WHAT TO PRODUCE:
Copy out the lines starting at the one containing "x-tick-label: 140 [546,368,568,378]" and ending at the one containing "Decompose this screenshot", keeping every character as it appears.

RECORDED INFORMATION:

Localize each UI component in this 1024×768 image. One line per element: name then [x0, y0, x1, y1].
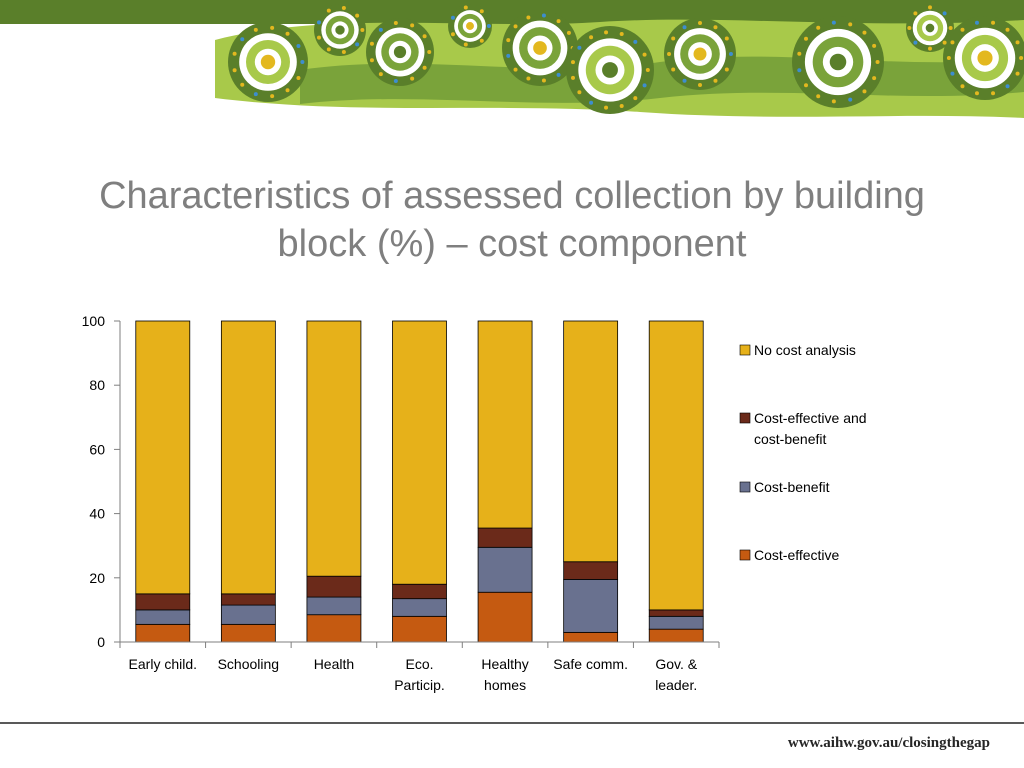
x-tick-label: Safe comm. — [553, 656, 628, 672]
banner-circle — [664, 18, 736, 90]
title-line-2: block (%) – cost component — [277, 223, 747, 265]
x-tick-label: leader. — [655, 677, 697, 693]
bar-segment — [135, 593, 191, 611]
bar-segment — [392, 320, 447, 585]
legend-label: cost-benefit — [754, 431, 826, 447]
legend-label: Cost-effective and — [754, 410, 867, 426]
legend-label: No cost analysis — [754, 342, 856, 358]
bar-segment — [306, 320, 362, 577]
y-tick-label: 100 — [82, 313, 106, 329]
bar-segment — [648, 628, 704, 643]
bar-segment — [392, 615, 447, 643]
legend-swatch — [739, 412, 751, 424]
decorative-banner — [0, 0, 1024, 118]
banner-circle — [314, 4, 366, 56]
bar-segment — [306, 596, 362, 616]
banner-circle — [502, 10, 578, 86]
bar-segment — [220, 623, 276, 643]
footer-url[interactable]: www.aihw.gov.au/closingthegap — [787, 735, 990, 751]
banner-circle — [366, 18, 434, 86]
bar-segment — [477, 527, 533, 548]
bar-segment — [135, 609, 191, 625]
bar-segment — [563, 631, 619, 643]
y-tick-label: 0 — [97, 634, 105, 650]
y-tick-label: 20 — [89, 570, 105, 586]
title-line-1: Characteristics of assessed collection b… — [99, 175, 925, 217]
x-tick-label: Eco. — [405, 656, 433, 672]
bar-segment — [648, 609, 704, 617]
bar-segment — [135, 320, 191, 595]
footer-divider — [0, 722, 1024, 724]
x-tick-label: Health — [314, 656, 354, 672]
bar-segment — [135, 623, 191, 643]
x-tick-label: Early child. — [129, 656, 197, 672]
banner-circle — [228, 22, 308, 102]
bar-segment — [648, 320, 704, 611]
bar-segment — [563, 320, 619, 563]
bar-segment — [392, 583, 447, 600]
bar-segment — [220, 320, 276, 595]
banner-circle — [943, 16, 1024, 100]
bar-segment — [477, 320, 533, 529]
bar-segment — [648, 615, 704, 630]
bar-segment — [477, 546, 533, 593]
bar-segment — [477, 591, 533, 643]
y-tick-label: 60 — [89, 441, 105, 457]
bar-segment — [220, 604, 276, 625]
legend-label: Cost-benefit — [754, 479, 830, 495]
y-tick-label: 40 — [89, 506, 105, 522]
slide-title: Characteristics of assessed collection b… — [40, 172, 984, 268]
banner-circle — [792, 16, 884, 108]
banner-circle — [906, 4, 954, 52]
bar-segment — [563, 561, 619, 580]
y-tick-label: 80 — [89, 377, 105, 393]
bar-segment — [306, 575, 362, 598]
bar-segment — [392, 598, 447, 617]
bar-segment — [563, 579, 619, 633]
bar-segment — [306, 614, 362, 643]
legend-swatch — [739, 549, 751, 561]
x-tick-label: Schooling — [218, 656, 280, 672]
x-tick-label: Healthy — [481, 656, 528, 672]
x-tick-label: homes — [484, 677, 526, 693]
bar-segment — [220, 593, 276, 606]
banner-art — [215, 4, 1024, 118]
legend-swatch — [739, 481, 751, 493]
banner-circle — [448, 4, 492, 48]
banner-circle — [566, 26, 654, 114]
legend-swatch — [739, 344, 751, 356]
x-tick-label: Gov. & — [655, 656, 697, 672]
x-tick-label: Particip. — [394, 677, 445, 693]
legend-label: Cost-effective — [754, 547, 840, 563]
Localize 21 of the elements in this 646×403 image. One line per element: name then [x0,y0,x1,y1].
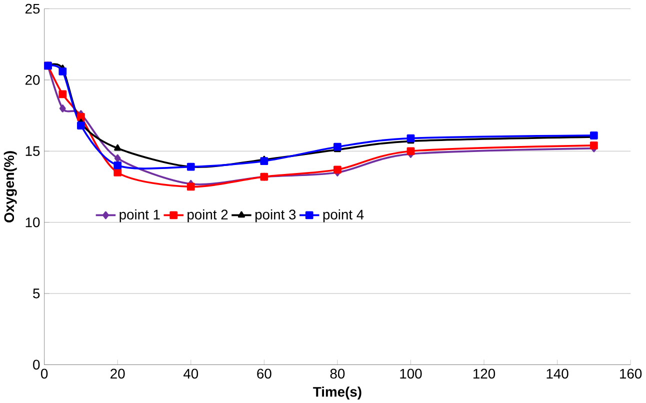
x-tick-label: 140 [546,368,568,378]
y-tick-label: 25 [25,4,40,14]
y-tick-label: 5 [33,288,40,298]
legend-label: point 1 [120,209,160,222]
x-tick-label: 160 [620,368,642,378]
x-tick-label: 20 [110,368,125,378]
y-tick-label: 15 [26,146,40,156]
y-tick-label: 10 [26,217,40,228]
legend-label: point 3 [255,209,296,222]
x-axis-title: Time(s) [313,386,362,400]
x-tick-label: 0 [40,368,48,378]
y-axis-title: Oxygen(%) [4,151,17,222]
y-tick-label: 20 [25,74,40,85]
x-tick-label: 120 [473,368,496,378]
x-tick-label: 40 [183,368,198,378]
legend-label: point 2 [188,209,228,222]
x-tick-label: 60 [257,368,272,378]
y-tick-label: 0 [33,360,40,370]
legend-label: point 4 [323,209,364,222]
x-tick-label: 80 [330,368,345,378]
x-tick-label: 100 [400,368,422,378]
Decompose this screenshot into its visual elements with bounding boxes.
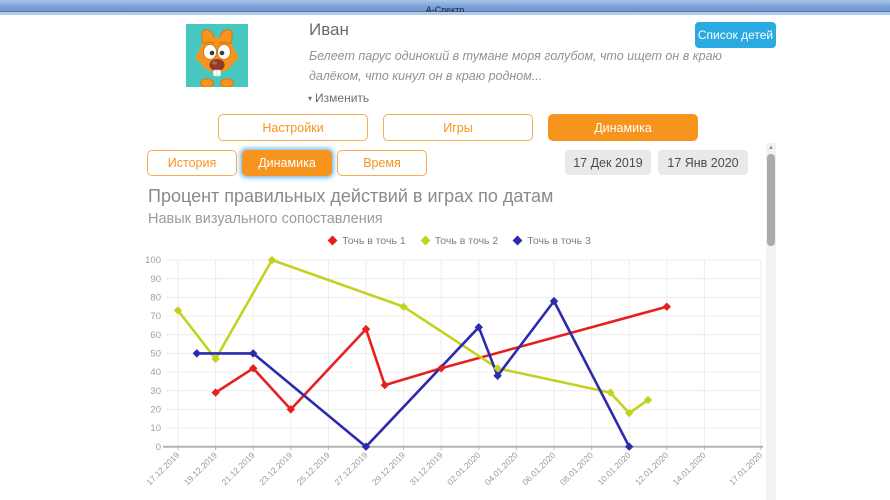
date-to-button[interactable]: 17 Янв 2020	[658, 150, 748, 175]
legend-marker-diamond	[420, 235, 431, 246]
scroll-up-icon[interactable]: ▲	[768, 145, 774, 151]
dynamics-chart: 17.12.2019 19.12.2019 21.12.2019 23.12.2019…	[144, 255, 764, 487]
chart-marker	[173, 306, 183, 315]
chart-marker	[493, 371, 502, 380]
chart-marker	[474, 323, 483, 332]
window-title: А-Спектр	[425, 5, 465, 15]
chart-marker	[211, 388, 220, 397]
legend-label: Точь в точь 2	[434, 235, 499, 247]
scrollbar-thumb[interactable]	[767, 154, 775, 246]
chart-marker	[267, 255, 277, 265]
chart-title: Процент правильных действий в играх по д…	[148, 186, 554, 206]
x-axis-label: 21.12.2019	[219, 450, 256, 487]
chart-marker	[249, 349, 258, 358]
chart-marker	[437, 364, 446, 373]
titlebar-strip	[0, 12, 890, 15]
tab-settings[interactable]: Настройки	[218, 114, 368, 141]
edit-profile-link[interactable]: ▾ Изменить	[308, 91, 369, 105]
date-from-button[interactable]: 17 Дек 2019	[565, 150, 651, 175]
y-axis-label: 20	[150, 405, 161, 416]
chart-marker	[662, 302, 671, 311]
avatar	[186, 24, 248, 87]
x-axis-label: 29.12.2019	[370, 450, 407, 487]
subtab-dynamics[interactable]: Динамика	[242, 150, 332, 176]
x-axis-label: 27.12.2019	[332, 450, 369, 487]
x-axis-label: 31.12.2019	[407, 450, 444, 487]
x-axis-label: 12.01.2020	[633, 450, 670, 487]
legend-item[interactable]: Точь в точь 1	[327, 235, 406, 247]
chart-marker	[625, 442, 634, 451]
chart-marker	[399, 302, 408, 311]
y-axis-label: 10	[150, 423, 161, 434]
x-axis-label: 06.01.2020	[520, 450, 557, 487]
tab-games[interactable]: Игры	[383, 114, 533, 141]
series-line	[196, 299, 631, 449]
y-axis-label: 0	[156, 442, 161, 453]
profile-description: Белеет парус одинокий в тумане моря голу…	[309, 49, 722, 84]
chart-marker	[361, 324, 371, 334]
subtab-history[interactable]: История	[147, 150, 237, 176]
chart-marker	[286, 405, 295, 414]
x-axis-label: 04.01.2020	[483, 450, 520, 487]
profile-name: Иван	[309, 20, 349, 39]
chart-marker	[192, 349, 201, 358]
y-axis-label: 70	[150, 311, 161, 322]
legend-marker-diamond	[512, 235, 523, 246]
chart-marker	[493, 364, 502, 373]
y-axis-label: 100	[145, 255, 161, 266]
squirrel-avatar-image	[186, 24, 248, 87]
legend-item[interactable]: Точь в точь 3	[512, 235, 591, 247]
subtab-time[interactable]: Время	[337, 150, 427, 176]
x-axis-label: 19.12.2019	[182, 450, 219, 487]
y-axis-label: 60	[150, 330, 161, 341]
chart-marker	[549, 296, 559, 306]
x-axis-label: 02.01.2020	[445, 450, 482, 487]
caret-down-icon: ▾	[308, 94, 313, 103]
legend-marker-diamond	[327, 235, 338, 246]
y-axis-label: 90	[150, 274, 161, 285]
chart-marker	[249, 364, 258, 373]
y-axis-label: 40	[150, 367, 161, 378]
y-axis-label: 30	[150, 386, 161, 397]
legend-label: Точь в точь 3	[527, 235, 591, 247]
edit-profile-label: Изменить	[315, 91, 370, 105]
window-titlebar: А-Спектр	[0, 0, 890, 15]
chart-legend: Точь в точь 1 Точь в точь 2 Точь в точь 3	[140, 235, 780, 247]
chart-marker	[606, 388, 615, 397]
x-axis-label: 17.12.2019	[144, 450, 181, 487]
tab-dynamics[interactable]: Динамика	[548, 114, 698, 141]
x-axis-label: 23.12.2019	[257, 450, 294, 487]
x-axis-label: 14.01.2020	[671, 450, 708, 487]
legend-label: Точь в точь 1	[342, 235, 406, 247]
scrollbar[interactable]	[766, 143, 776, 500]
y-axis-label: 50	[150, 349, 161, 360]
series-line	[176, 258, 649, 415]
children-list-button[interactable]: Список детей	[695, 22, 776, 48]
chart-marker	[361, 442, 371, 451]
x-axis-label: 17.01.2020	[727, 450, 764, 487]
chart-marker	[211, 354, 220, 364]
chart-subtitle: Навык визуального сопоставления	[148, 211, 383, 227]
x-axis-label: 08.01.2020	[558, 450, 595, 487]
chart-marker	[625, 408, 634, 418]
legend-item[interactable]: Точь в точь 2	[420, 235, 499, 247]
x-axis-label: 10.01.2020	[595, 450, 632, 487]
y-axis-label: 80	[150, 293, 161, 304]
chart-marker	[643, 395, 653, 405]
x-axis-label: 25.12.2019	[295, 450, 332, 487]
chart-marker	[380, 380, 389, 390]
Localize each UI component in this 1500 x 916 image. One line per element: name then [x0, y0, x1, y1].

ANSWER TO THIS PROBLEM:
x-tick-label: 140 [546,368,568,378]
y-tick-label: 25 [25,4,40,14]
y-tick-label: 5 [33,288,40,298]
legend-label: point 1 [120,209,160,222]
x-tick-label: 160 [620,368,642,378]
x-tick-label: 20 [110,368,125,378]
y-tick-label: 15 [26,146,40,156]
y-tick-label: 10 [26,217,40,228]
legend-label: point 3 [255,209,296,222]
x-axis-title: Time(s) [313,386,362,400]
x-tick-label: 0 [40,368,48,378]
y-axis-title: Oxygen(%) [4,151,17,222]
y-tick-label: 20 [25,74,40,85]
x-tick-label: 120 [473,368,496,378]
x-tick-label: 40 [183,368,198,378]
legend-label: point 2 [188,209,228,222]
x-tick-label: 60 [257,368,272,378]
y-tick-label: 0 [33,360,40,370]
legend-label: point 4 [323,209,364,222]
x-tick-label: 80 [330,368,345,378]
x-tick-label: 100 [400,368,422,378]
Decompose this screenshot into its visual elements with bounding boxes.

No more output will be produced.